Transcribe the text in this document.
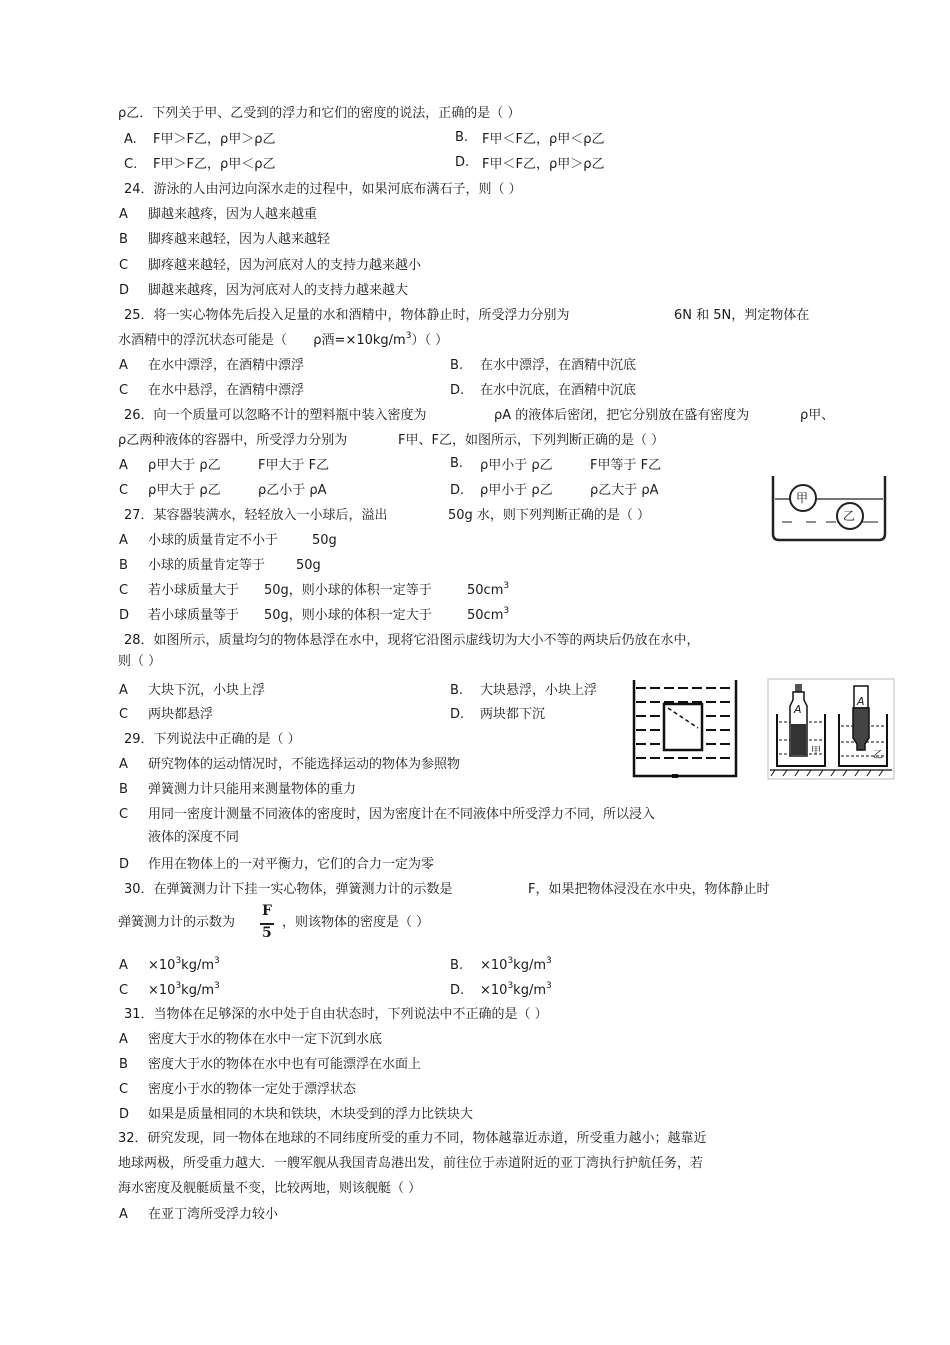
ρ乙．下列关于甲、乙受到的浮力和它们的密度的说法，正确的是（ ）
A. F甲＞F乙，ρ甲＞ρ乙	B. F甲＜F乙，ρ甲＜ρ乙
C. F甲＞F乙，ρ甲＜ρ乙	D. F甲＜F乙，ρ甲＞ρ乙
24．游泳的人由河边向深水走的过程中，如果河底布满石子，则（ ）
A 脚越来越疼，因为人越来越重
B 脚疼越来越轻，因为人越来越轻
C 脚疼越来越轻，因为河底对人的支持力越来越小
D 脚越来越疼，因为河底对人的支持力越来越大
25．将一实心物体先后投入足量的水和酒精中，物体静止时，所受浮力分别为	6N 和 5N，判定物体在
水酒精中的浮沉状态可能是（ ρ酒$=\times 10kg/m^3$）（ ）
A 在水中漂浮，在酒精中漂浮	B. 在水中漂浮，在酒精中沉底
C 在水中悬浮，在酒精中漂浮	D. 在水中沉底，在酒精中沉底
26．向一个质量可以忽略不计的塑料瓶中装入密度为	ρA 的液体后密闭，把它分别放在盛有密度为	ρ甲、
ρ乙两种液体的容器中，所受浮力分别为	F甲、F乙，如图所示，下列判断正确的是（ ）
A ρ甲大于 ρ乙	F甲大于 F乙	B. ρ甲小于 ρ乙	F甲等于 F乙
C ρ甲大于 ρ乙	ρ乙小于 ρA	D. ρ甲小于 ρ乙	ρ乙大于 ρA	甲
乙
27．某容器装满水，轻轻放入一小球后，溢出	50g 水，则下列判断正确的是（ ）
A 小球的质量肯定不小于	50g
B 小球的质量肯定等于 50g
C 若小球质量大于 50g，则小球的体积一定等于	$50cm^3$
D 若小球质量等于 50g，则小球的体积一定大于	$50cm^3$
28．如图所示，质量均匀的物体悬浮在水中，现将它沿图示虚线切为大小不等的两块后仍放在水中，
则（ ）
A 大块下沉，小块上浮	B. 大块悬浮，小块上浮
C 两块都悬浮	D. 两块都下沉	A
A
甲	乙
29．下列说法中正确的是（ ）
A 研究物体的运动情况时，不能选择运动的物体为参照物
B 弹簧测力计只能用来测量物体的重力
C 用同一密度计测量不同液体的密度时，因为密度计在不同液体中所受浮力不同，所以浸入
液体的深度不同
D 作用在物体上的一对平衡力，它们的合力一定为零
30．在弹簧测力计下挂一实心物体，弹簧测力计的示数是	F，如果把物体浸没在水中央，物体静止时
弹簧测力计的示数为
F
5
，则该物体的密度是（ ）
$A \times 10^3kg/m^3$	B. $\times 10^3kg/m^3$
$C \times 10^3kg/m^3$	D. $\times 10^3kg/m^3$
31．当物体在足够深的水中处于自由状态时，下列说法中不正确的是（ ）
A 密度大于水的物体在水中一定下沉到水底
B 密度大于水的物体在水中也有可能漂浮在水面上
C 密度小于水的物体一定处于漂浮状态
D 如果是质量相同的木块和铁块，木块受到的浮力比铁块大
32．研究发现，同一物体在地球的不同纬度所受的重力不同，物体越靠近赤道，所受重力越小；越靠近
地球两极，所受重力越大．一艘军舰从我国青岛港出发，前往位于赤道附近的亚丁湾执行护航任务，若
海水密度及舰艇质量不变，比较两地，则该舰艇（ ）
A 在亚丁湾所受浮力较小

===============

Leave the pictures out and print the records above exactly as they stand.

Transcribe the text in this document.
ρ乙．下列关于甲、乙受到的浮力和它们的密度的说法，正确的是（ ）
A. F甲＞F乙，ρ甲＞ρ乙	B. F甲＜F乙，ρ甲＜ρ乙
C. F甲＞F乙，ρ甲＜ρ乙	D. F甲＜F乙，ρ甲＞ρ乙
24．游泳的人由河边向深水走的过程中，如果河底布满石子，则（ ）
A 脚越来越疼，因为人越来越重
B 脚疼越来越轻，因为人越来越轻
C 脚疼越来越轻，因为河底对人的支持力越来越小
D 脚越来越疼，因为河底对人的支持力越来越大
25．将一实心物体先后投入足量的水和酒精中，物体静止时，所受浮力分别为	6N 和 5N，判定物体在
水酒精中的浮沉状态可能是（ ρ酒$=\times 10kg/m^3$）（ ）
A 在水中漂浮，在酒精中漂浮	B. 在水中漂浮，在酒精中沉底
C 在水中悬浮，在酒精中漂浮	D. 在水中沉底，在酒精中沉底
26．向一个质量可以忽略不计的塑料瓶中装入密度为	ρA 的液体后密闭，把它分别放在盛有密度为	ρ甲、
ρ乙两种液体的容器中，所受浮力分别为	F甲、F乙，如图所示，下列判断正确的是（ ）
A ρ甲大于 ρ乙	F甲大于 F乙	B. ρ甲小于 ρ乙	F甲等于 F乙
C ρ甲大于 ρ乙	ρ乙小于 ρA	D. ρ甲小于 ρ乙	ρ乙大于 ρA	甲
乙
27．某容器装满水，轻轻放入一小球后，溢出	50g 水，则下列判断正确的是（ ）
A 小球的质量肯定不小于	50g
B 小球的质量肯定等于 50g
C 若小球质量大于 50g，则小球的体积一定等于	$50cm^3$
D 若小球质量等于 50g，则小球的体积一定大于	$50cm^3$
28．如图所示，质量均匀的物体悬浮在水中，现将它沿图示虚线切为大小不等的两块后仍放在水中，
则（ ）
A 大块下沉，小块上浮	B. 大块悬浮，小块上浮
C 两块都悬浮	D. 两块都下沉	A
A
甲	乙
29．下列说法中正确的是（ ）
A 研究物体的运动情况时，不能选择运动的物体为参照物
B 弹簧测力计只能用来测量物体的重力
C 用同一密度计测量不同液体的密度时，因为密度计在不同液体中所受浮力不同，所以浸入
液体的深度不同
D 作用在物体上的一对平衡力，它们的合力一定为零
30．在弹簧测力计下挂一实心物体，弹簧测力计的示数是	F，如果把物体浸没在水中央，物体静止时
弹簧测力计的示数为
F
5
，则该物体的密度是（ ）
$A \times 10^3kg/m^3$	B. $\times 10^3kg/m^3$
$C \times 10^3kg/m^3$	D. $\times 10^3kg/m^3$
31．当物体在足够深的水中处于自由状态时，下列说法中不正确的是（ ）
A 密度大于水的物体在水中一定下沉到水底
B 密度大于水的物体在水中也有可能漂浮在水面上
C 密度小于水的物体一定处于漂浮状态
D 如果是质量相同的木块和铁块，木块受到的浮力比铁块大
32．研究发现，同一物体在地球的不同纬度所受的重力不同，物体越靠近赤道，所受重力越小；越靠近
地球两极，所受重力越大．一艘军舰从我国青岛港出发，前往位于赤道附近的亚丁湾执行护航任务，若
海水密度及舰艇质量不变，比较两地，则该舰艇（ ）
A 在亚丁湾所受浮力较小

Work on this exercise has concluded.